» **Set problem**
Restate the data below word for word. Skip any images it contains.
** START OF Data lines **
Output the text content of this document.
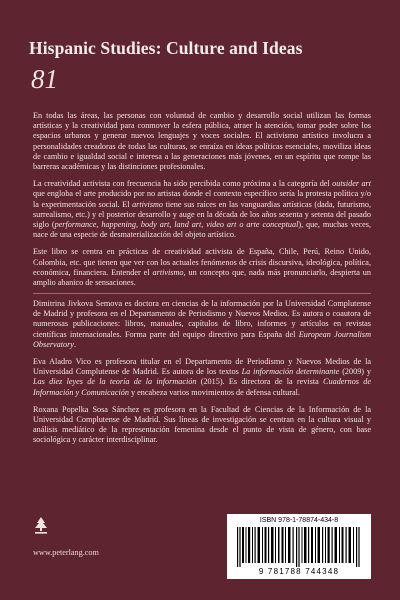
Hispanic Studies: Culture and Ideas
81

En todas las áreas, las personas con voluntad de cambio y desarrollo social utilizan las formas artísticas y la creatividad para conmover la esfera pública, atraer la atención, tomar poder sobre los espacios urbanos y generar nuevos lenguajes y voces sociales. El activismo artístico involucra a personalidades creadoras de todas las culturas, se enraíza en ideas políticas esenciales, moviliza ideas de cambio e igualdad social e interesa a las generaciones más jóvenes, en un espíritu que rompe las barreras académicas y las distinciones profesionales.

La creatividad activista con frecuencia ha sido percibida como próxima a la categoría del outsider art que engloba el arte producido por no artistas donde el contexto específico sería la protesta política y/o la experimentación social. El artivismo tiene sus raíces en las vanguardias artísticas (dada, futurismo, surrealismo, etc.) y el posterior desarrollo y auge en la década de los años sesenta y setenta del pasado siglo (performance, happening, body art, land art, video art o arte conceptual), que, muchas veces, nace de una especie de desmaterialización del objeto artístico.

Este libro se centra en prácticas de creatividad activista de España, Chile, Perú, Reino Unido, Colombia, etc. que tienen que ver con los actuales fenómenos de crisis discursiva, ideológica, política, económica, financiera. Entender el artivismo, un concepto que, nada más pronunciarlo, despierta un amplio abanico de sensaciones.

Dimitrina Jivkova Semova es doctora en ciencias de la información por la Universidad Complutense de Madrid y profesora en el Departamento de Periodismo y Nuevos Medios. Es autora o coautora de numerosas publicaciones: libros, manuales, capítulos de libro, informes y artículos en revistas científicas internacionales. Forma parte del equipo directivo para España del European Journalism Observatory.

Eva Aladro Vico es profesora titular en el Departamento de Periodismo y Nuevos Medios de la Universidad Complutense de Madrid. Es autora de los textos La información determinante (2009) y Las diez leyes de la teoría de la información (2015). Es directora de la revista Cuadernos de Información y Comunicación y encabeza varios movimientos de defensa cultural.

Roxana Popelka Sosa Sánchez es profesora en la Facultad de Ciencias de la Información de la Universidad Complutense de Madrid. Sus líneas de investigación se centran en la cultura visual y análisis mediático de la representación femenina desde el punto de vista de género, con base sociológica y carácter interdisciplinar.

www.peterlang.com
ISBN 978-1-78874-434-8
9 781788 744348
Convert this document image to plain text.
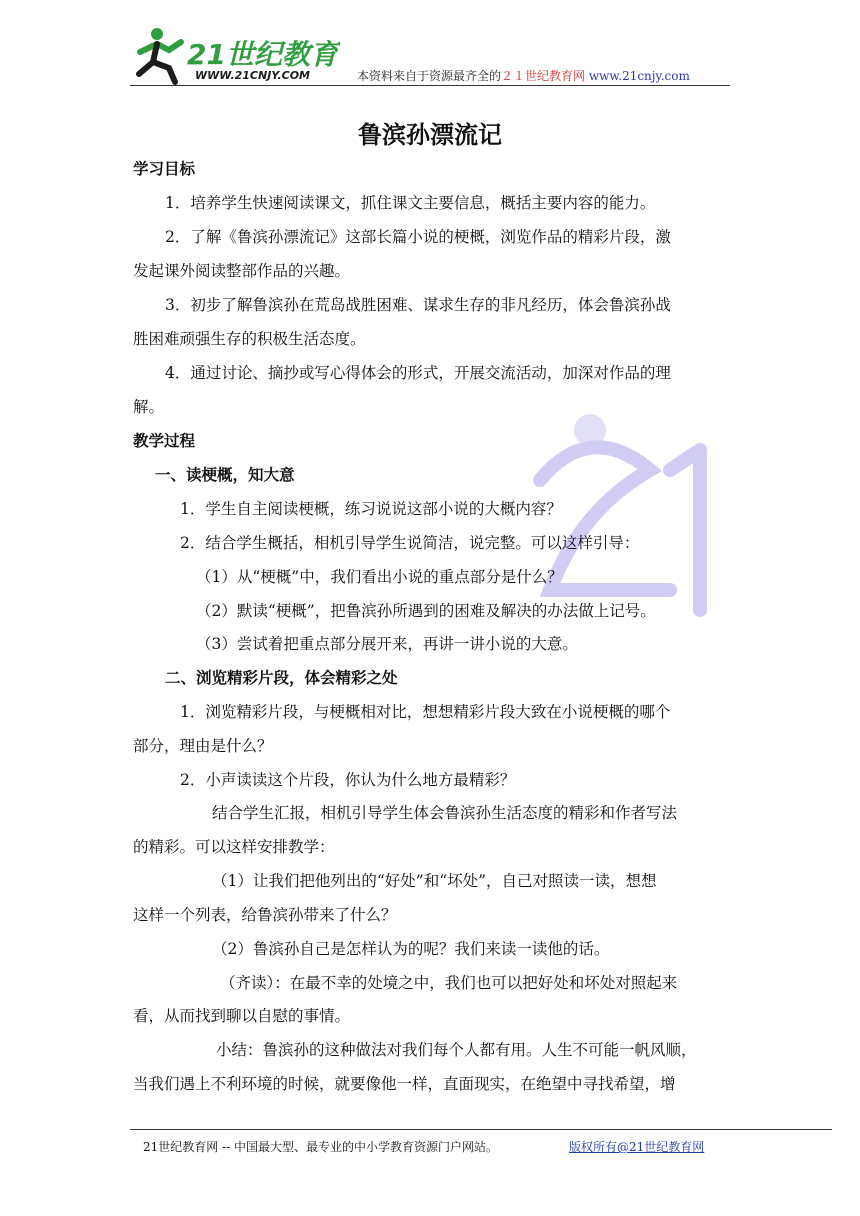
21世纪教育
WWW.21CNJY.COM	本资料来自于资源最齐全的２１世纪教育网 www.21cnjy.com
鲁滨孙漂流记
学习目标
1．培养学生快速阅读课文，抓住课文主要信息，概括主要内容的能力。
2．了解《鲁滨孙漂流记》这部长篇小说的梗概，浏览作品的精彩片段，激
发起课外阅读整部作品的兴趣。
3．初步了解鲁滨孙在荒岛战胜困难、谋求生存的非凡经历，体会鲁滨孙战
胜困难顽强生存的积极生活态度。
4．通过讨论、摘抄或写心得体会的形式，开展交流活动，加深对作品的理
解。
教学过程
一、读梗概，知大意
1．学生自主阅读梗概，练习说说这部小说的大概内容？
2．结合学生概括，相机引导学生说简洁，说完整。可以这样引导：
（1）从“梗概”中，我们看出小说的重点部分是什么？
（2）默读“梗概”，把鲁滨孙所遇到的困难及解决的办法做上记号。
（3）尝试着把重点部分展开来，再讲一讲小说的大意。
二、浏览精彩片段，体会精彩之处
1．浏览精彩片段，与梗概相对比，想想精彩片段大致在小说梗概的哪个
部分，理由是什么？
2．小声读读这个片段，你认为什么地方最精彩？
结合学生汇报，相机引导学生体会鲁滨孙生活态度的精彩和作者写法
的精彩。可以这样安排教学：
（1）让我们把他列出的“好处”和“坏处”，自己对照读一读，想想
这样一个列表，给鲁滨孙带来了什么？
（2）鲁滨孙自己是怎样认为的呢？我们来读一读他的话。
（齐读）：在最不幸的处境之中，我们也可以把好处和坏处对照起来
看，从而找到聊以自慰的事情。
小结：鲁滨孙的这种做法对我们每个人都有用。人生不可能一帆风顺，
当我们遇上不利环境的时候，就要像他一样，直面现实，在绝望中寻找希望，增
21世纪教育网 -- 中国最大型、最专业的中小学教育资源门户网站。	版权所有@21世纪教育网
** END OF Data lines **
» **Full output**
Output the text content of this document.
Hispanic Studies: Culture and Ideas
81

En todas las áreas, las personas con voluntad de cambio y desarrollo social utilizan las formas artísticas y la creatividad para conmover la esfera pública, atraer la atención, tomar poder sobre los espacios urbanos y generar nuevos lenguajes y voces sociales. El activismo artístico involucra a personalidades creadoras de todas las culturas, se enraíza en ideas políticas esenciales, moviliza ideas de cambio e igualdad social e interesa a las generaciones más jóvenes, en un espíritu que rompe las barreras académicas y las distinciones profesionales.

La creatividad activista con frecuencia ha sido percibida como próxima a la categoría del outsider art que engloba el arte producido por no artistas donde el contexto específico sería la protesta política y/o la experimentación social. El artivismo tiene sus raíces en las vanguardias artísticas (dada, futurismo, surrealismo, etc.) y el posterior desarrollo y auge en la década de los años sesenta y setenta del pasado siglo (performance, happening, body art, land art, video art o arte conceptual), que, muchas veces, nace de una especie de desmaterialización del objeto artístico.

Este libro se centra en prácticas de creatividad activista de España, Chile, Perú, Reino Unido, Colombia, etc. que tienen que ver con los actuales fenómenos de crisis discursiva, ideológica, política, económica, financiera. Entender el artivismo, un concepto que, nada más pronunciarlo, despierta un amplio abanico de sensaciones.

Dimitrina Jivkova Semova es doctora en ciencias de la información por la Universidad Complutense de Madrid y profesora en el Departamento de Periodismo y Nuevos Medios. Es autora o coautora de numerosas publicaciones: libros, manuales, capítulos de libro, informes y artículos en revistas científicas internacionales. Forma parte del equipo directivo para España del European Journalism Observatory.

Eva Aladro Vico es profesora titular en el Departamento de Periodismo y Nuevos Medios de la Universidad Complutense de Madrid. Es autora de los textos La información determinante (2009) y Las diez leyes de la teoría de la información (2015). Es directora de la revista Cuadernos de Información y Comunicación y encabeza varios movimientos de defensa cultural.

Roxana Popelka Sosa Sánchez es profesora en la Facultad de Ciencias de la Información de la Universidad Complutense de Madrid. Sus líneas de investigación se centran en la cultura visual y análisis mediático de la representación femenina desde el punto de vista de género, con base sociológica y carácter interdisciplinar.

www.peterlang.com
ISBN 978-1-78874-434-8
9 781788 744348
Convert this document image to plain text.
21世纪教育
WWW.21CNJY.COM	本资料来自于资源最齐全的２１世纪教育网 www.21cnjy.com
鲁滨孙漂流记
学习目标
1．培养学生快速阅读课文，抓住课文主要信息，概括主要内容的能力。
2．了解《鲁滨孙漂流记》这部长篇小说的梗概，浏览作品的精彩片段，激
发起课外阅读整部作品的兴趣。
3．初步了解鲁滨孙在荒岛战胜困难、谋求生存的非凡经历，体会鲁滨孙战
胜困难顽强生存的积极生活态度。
4．通过讨论、摘抄或写心得体会的形式，开展交流活动，加深对作品的理
解。
教学过程
一、读梗概，知大意
1．学生自主阅读梗概，练习说说这部小说的大概内容？
2．结合学生概括，相机引导学生说简洁，说完整。可以这样引导：
（1）从“梗概”中，我们看出小说的重点部分是什么？
（2）默读“梗概”，把鲁滨孙所遇到的困难及解决的办法做上记号。
（3）尝试着把重点部分展开来，再讲一讲小说的大意。
二、浏览精彩片段，体会精彩之处
1．浏览精彩片段，与梗概相对比，想想精彩片段大致在小说梗概的哪个
部分，理由是什么？
2．小声读读这个片段，你认为什么地方最精彩？
结合学生汇报，相机引导学生体会鲁滨孙生活态度的精彩和作者写法
的精彩。可以这样安排教学：
（1）让我们把他列出的“好处”和“坏处”，自己对照读一读，想想
这样一个列表，给鲁滨孙带来了什么？
（2）鲁滨孙自己是怎样认为的呢？我们来读一读他的话。
（齐读）：在最不幸的处境之中，我们也可以把好处和坏处对照起来
看，从而找到聊以自慰的事情。
小结：鲁滨孙的这种做法对我们每个人都有用。人生不可能一帆风顺，
当我们遇上不利环境的时候，就要像他一样，直面现实，在绝望中寻找希望，增
21世纪教育网 -- 中国最大型、最专业的中小学教育资源门户网站。	版权所有@21世纪教育网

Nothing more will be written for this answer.